◆ **PROBLEM DESCRIPTION**
Would you write out the listing verbatim and skip every picture in it?

◆ **DATA FOR THIS EXERCISE**
-- START --

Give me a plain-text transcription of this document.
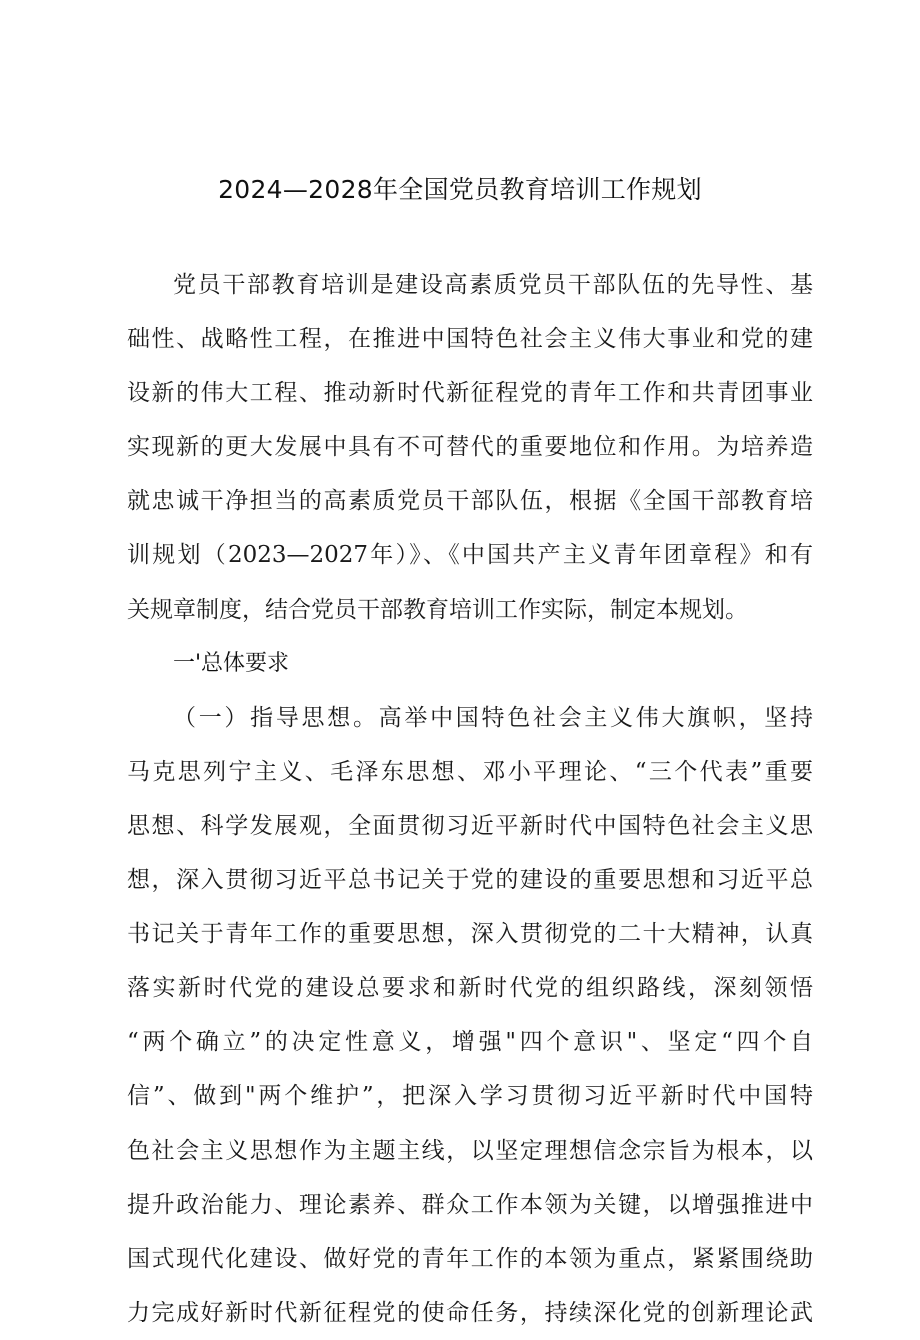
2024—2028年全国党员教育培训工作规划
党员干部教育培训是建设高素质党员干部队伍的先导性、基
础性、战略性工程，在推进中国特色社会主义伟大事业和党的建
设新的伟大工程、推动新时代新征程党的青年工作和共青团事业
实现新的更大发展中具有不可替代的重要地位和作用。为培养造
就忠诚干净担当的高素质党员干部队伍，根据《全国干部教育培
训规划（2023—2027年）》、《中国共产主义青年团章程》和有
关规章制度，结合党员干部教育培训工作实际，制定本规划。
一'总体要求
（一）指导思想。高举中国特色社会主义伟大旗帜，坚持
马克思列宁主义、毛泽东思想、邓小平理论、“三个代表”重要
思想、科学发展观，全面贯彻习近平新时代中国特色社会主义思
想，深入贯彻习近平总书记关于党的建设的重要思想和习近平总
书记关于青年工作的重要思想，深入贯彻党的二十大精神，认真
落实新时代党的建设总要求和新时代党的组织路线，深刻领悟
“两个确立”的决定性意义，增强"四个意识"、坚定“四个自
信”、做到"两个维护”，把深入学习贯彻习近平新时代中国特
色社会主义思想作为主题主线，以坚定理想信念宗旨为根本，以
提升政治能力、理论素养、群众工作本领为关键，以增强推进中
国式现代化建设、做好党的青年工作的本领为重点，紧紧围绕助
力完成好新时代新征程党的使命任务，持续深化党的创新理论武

-- END --

◆ **SOLUTION TO THE EXERCISE**
Give me a plain-text transcription of this document.
2024—2028年全国党员教育培训工作规划
党员干部教育培训是建设高素质党员干部队伍的先导性、基
础性、战略性工程，在推进中国特色社会主义伟大事业和党的建
设新的伟大工程、推动新时代新征程党的青年工作和共青团事业
实现新的更大发展中具有不可替代的重要地位和作用。为培养造
就忠诚干净担当的高素质党员干部队伍，根据《全国干部教育培
训规划（2023—2027年）》、《中国共产主义青年团章程》和有
关规章制度，结合党员干部教育培训工作实际，制定本规划。
一'总体要求
（一）指导思想。高举中国特色社会主义伟大旗帜，坚持
马克思列宁主义、毛泽东思想、邓小平理论、“三个代表”重要
思想、科学发展观，全面贯彻习近平新时代中国特色社会主义思
想，深入贯彻习近平总书记关于党的建设的重要思想和习近平总
书记关于青年工作的重要思想，深入贯彻党的二十大精神，认真
落实新时代党的建设总要求和新时代党的组织路线，深刻领悟
“两个确立”的决定性意义，增强"四个意识"、坚定“四个自
信”、做到"两个维护”，把深入学习贯彻习近平新时代中国特
色社会主义思想作为主题主线，以坚定理想信念宗旨为根本，以
提升政治能力、理论素养、群众工作本领为关键，以增强推进中
国式现代化建设、做好党的青年工作的本领为重点，紧紧围绕助
力完成好新时代新征程党的使命任务，持续深化党的创新理论武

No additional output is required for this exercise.